Please retype the data in full and exactly; the pictures are not part of the copy.

begin Data for this task

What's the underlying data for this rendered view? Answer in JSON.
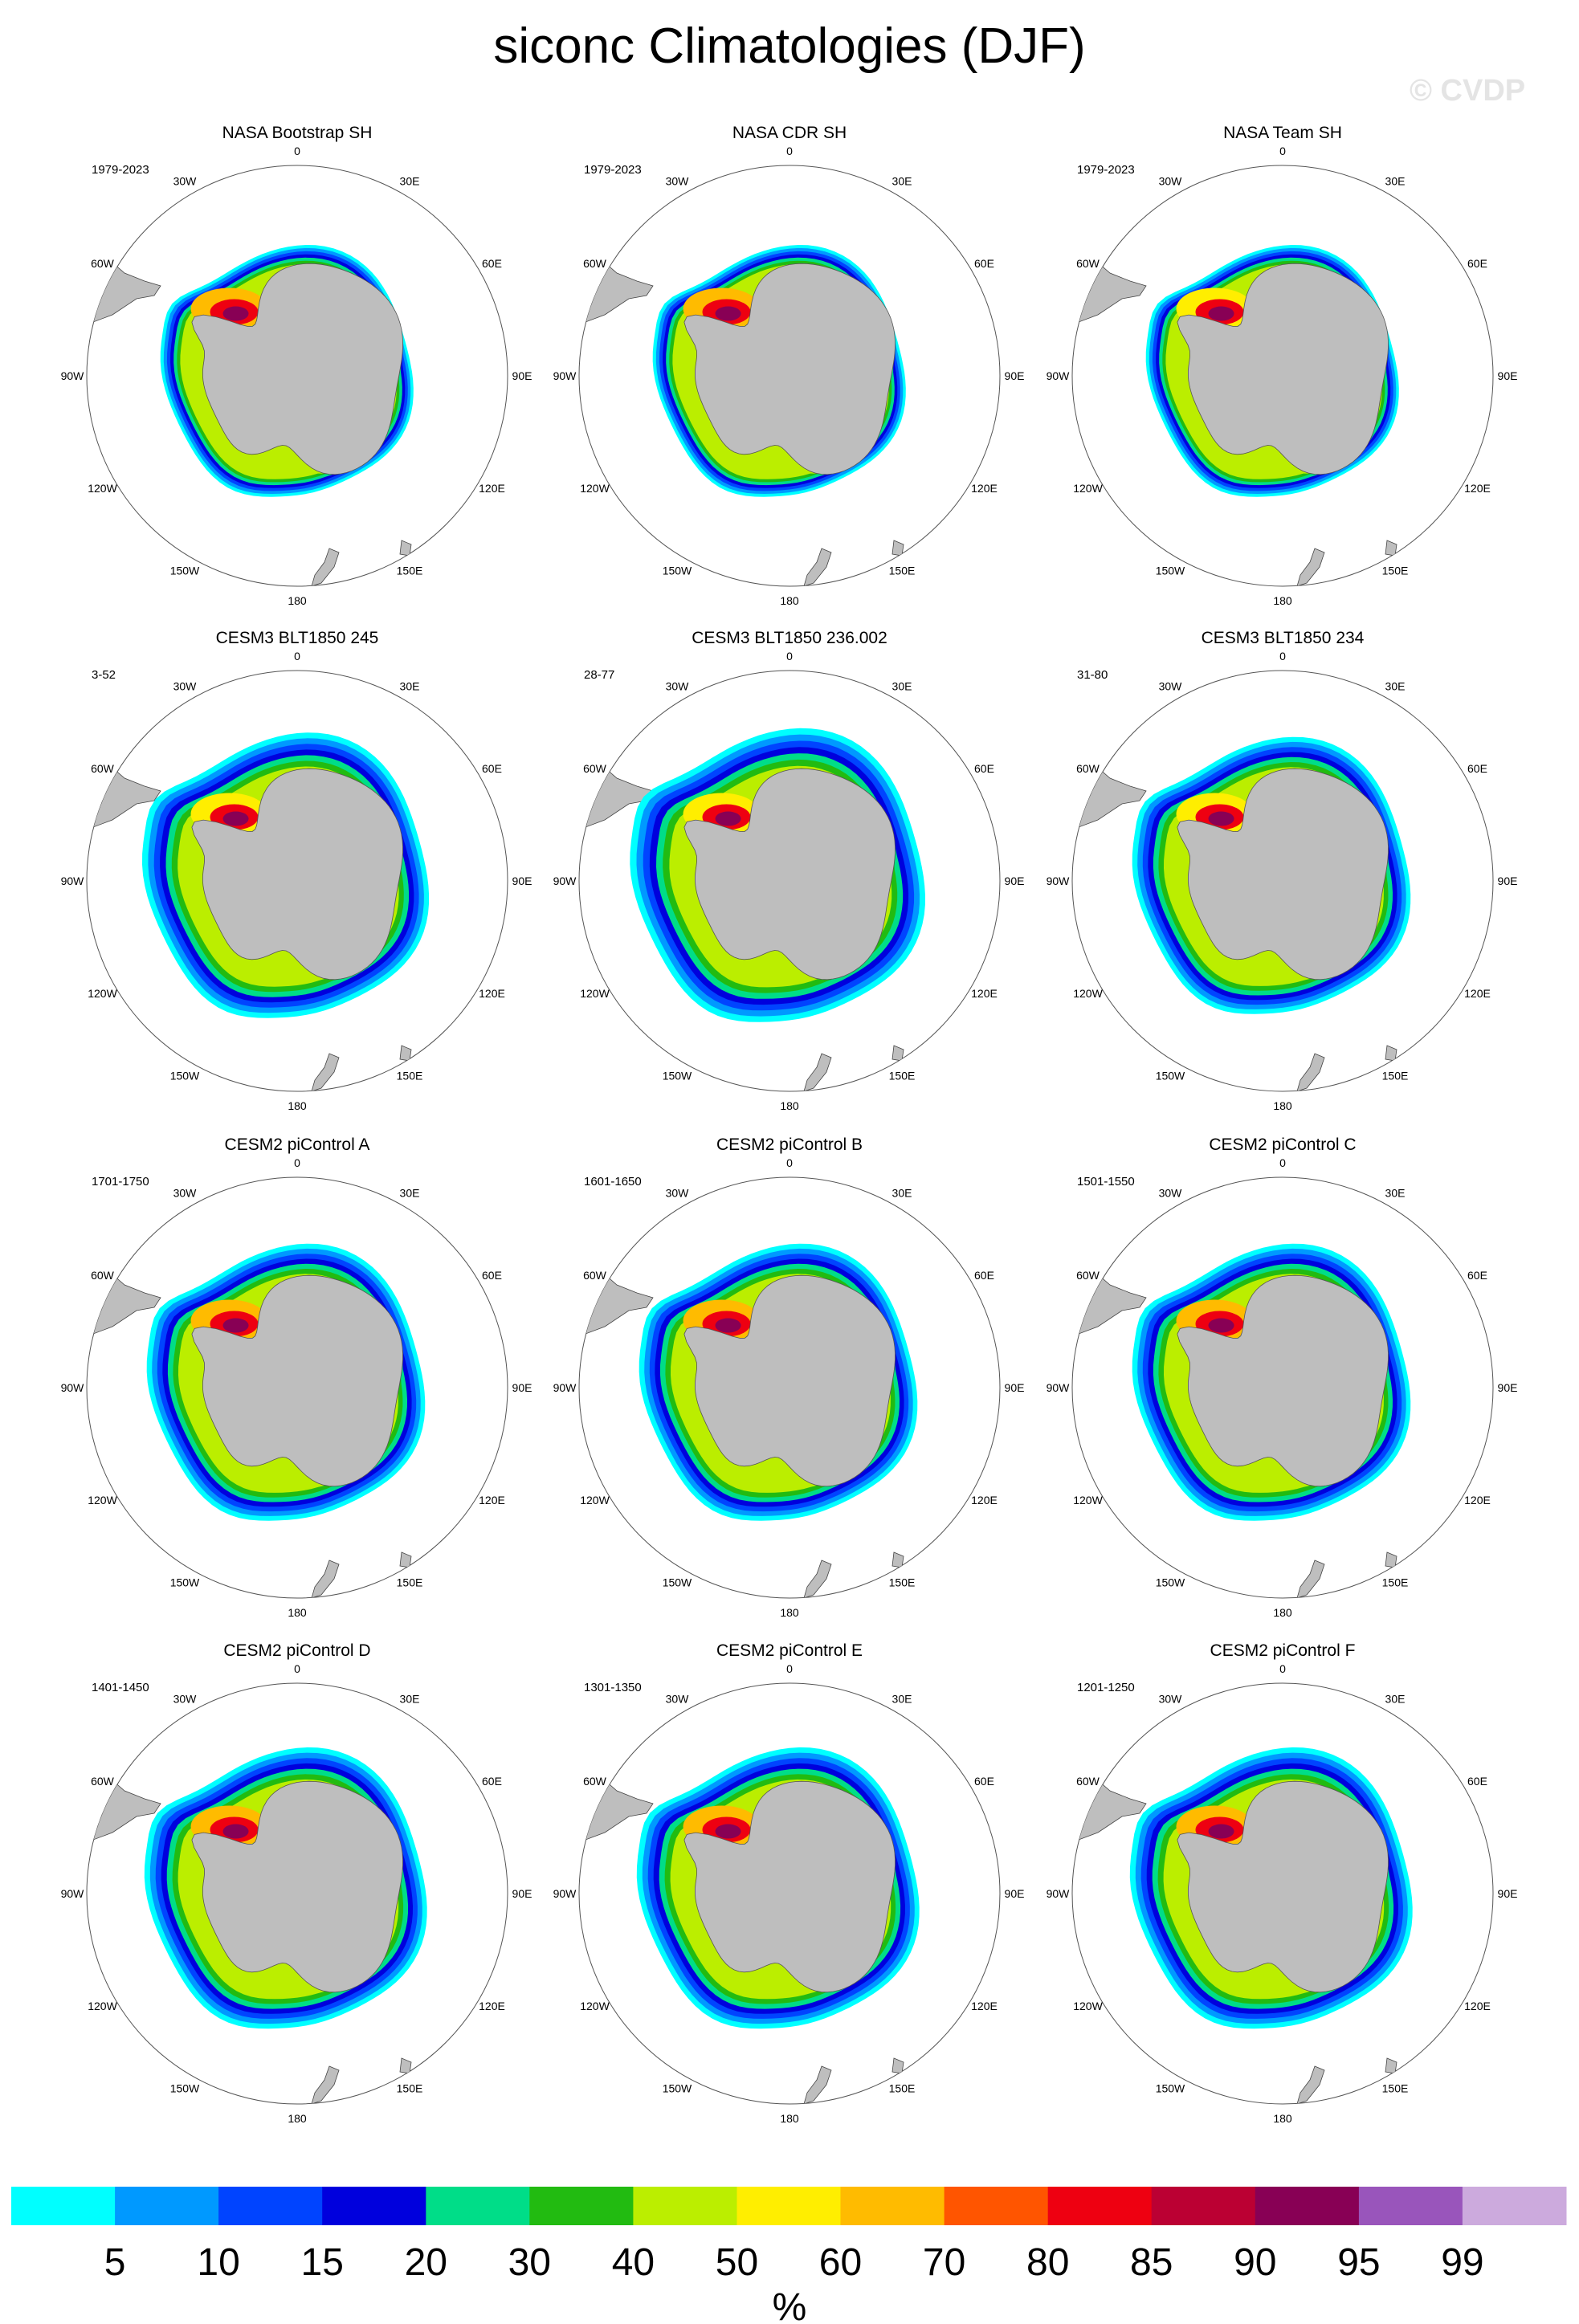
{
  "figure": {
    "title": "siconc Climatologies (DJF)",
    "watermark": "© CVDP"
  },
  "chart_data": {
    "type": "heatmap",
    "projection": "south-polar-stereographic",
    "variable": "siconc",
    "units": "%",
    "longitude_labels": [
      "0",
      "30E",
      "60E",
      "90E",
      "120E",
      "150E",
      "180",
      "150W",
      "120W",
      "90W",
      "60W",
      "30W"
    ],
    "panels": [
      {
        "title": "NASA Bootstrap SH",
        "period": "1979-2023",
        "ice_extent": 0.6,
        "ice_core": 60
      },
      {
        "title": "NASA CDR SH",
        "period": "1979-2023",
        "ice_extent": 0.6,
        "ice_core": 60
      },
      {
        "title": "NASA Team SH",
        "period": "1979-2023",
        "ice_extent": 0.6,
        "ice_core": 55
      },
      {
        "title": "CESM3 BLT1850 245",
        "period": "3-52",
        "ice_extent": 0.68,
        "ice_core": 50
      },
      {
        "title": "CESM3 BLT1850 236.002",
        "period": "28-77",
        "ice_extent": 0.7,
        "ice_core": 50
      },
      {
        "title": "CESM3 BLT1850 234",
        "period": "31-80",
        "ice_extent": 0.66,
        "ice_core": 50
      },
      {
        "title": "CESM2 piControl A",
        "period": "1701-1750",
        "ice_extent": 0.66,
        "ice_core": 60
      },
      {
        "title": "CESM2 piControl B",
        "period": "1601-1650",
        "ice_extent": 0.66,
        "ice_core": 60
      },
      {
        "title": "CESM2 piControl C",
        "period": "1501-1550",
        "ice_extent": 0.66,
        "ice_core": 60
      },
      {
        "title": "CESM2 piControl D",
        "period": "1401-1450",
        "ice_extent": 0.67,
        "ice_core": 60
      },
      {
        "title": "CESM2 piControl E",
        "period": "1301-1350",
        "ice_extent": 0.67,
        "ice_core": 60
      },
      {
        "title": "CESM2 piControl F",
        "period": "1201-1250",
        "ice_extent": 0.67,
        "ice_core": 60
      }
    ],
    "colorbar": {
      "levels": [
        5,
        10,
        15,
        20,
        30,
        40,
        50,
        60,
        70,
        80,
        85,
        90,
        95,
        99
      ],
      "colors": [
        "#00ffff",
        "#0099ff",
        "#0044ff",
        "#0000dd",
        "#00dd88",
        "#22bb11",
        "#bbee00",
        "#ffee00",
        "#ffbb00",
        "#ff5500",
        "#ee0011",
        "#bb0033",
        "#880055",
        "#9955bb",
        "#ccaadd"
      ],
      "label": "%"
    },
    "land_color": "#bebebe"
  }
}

end Data for this task

* Solved problem:
What's the underlying data for this rendered view? Answer in JSON.
{
  "figure": {
    "title": "siconc Climatologies (DJF)",
    "watermark": "© CVDP"
  },
  "chart_data": {
    "type": "heatmap",
    "projection": "south-polar-stereographic",
    "variable": "siconc",
    "units": "%",
    "longitude_labels": [
      "0",
      "30E",
      "60E",
      "90E",
      "120E",
      "150E",
      "180",
      "150W",
      "120W",
      "90W",
      "60W",
      "30W"
    ],
    "panels": [
      {
        "title": "NASA Bootstrap SH",
        "period": "1979-2023",
        "ice_extent": 0.6,
        "ice_core": 60
      },
      {
        "title": "NASA CDR SH",
        "period": "1979-2023",
        "ice_extent": 0.6,
        "ice_core": 60
      },
      {
        "title": "NASA Team SH",
        "period": "1979-2023",
        "ice_extent": 0.6,
        "ice_core": 55
      },
      {
        "title": "CESM3 BLT1850 245",
        "period": "3-52",
        "ice_extent": 0.68,
        "ice_core": 50
      },
      {
        "title": "CESM3 BLT1850 236.002",
        "period": "28-77",
        "ice_extent": 0.7,
        "ice_core": 50
      },
      {
        "title": "CESM3 BLT1850 234",
        "period": "31-80",
        "ice_extent": 0.66,
        "ice_core": 50
      },
      {
        "title": "CESM2 piControl A",
        "period": "1701-1750",
        "ice_extent": 0.66,
        "ice_core": 60
      },
      {
        "title": "CESM2 piControl B",
        "period": "1601-1650",
        "ice_extent": 0.66,
        "ice_core": 60
      },
      {
        "title": "CESM2 piControl C",
        "period": "1501-1550",
        "ice_extent": 0.66,
        "ice_core": 60
      },
      {
        "title": "CESM2 piControl D",
        "period": "1401-1450",
        "ice_extent": 0.67,
        "ice_core": 60
      },
      {
        "title": "CESM2 piControl E",
        "period": "1301-1350",
        "ice_extent": 0.67,
        "ice_core": 60
      },
      {
        "title": "CESM2 piControl F",
        "period": "1201-1250",
        "ice_extent": 0.67,
        "ice_core": 60
      }
    ],
    "colorbar": {
      "levels": [
        5,
        10,
        15,
        20,
        30,
        40,
        50,
        60,
        70,
        80,
        85,
        90,
        95,
        99
      ],
      "colors": [
        "#00ffff",
        "#0099ff",
        "#0044ff",
        "#0000dd",
        "#00dd88",
        "#22bb11",
        "#bbee00",
        "#ffee00",
        "#ffbb00",
        "#ff5500",
        "#ee0011",
        "#bb0033",
        "#880055",
        "#9955bb",
        "#ccaadd"
      ],
      "label": "%"
    },
    "land_color": "#bebebe"
  }
}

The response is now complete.